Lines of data
__________________________________________________
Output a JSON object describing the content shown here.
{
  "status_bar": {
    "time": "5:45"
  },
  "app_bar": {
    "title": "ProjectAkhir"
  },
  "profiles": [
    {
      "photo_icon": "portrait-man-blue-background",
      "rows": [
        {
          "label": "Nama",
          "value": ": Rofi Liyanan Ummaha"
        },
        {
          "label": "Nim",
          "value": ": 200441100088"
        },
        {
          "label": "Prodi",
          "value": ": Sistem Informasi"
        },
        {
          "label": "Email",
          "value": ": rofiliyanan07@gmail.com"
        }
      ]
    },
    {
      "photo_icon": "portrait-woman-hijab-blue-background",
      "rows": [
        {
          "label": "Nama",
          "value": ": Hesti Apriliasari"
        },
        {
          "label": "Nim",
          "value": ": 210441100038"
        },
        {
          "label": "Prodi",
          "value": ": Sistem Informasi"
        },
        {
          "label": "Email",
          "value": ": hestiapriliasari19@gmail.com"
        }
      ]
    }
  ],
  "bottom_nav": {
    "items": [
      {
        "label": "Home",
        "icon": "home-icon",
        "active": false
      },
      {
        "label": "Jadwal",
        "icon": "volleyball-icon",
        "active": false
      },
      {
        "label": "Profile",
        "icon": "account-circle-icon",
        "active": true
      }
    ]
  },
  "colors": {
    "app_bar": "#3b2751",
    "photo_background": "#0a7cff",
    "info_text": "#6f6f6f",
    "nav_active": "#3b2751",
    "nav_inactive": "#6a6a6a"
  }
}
__________________________________________________
Reproduce each entry exactly, leaving out nothing.

◆ THE OUTPUT
Output a JSON object describing the content shown here.
{
  "status_bar": {
    "time": "5:45"
  },
  "app_bar": {
    "title": "ProjectAkhir"
  },
  "profiles": [
    {
      "photo_icon": "portrait-man-blue-background",
      "rows": [
        {
          "label": "Nama",
          "value": ": Rofi Liyanan Ummaha"
        },
        {
          "label": "Nim",
          "value": ": 200441100088"
        },
        {
          "label": "Prodi",
          "value": ": Sistem Informasi"
        },
        {
          "label": "Email",
          "value": ": rofiliyanan07@gmail.com"
        }
      ]
    },
    {
      "photo_icon": "portrait-woman-hijab-blue-background",
      "rows": [
        {
          "label": "Nama",
          "value": ": Hesti Apriliasari"
        },
        {
          "label": "Nim",
          "value": ": 210441100038"
        },
        {
          "label": "Prodi",
          "value": ": Sistem Informasi"
        },
        {
          "label": "Email",
          "value": ": hestiapriliasari19@gmail.com"
        }
      ]
    }
  ],
  "bottom_nav": {
    "items": [
      {
        "label": "Home",
        "icon": "home-icon",
        "active": false
      },
      {
        "label": "Jadwal",
        "icon": "volleyball-icon",
        "active": false
      },
      {
        "label": "Profile",
        "icon": "account-circle-icon",
        "active": true
      }
    ]
  },
  "colors": {
    "app_bar": "#3b2751",
    "photo_background": "#0a7cff",
    "info_text": "#6f6f6f",
    "nav_active": "#3b2751",
    "nav_inactive": "#6a6a6a"
  }
}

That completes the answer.